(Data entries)
• • • •
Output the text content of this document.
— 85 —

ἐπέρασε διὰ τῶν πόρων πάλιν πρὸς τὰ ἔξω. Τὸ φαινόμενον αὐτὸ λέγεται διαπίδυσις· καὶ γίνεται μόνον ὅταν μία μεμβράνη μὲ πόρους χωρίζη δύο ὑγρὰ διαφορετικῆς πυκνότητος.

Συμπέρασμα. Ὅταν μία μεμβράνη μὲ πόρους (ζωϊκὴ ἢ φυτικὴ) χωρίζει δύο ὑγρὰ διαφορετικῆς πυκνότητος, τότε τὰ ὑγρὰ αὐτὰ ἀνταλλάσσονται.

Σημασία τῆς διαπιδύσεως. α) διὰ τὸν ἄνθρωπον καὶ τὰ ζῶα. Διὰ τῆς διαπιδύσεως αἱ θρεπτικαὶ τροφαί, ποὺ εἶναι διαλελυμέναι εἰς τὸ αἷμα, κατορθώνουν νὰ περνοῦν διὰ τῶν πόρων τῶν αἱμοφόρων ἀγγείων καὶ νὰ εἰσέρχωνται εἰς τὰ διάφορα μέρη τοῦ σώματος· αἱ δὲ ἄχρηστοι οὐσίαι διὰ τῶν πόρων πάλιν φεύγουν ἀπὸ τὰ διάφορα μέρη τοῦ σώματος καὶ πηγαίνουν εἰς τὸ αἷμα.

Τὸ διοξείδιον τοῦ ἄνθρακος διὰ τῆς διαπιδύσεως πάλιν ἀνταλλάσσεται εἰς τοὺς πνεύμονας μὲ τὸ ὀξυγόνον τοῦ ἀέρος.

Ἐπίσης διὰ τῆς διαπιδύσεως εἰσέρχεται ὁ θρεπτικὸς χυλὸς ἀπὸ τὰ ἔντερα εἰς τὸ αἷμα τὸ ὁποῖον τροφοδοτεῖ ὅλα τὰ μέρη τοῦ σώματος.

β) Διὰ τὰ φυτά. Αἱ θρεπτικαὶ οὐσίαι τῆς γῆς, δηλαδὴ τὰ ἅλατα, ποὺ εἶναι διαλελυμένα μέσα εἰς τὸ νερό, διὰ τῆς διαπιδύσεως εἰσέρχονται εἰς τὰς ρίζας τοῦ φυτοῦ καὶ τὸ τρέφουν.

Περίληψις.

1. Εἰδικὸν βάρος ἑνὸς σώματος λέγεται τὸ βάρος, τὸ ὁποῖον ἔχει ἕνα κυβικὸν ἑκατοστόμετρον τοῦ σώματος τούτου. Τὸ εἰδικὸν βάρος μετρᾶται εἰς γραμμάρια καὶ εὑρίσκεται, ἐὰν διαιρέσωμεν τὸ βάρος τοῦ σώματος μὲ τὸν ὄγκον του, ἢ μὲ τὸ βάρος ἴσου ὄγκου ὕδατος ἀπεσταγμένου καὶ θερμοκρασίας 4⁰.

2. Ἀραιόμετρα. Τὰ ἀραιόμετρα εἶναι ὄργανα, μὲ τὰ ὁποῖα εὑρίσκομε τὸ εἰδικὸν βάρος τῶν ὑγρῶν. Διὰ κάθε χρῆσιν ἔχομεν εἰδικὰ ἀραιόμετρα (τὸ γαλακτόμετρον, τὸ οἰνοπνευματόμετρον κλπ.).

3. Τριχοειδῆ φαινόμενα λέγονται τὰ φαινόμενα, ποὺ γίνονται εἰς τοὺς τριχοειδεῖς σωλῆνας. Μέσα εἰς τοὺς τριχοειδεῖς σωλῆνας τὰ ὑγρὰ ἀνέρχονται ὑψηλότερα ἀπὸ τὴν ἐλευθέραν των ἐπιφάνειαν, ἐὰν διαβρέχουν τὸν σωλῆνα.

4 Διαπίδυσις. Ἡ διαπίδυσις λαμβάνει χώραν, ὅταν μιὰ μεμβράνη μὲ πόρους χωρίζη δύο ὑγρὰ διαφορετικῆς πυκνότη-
• • • •
Copy each line of the preceding data that contains the string "χωρίζη".

ἐπέρασε διὰ τῶν πόρων πάλιν πρὸς τὰ ἔξω. Τὸ φαινόμενον αὐτὸ λέγεται διαπίδυσις· καὶ γίνεται μόνον ὅταν μία μεμβράνη μὲ πόρους χωρίζη δύο ὑγρὰ διαφορετικῆς πυκνότητος.
4 Διαπίδυσις. Ἡ διαπίδυσις λαμβάνει χώραν, ὅταν μιὰ μεμβράνη μὲ πόρους χωρίζη δύο ὑγρὰ διαφορετικῆς πυκνότη-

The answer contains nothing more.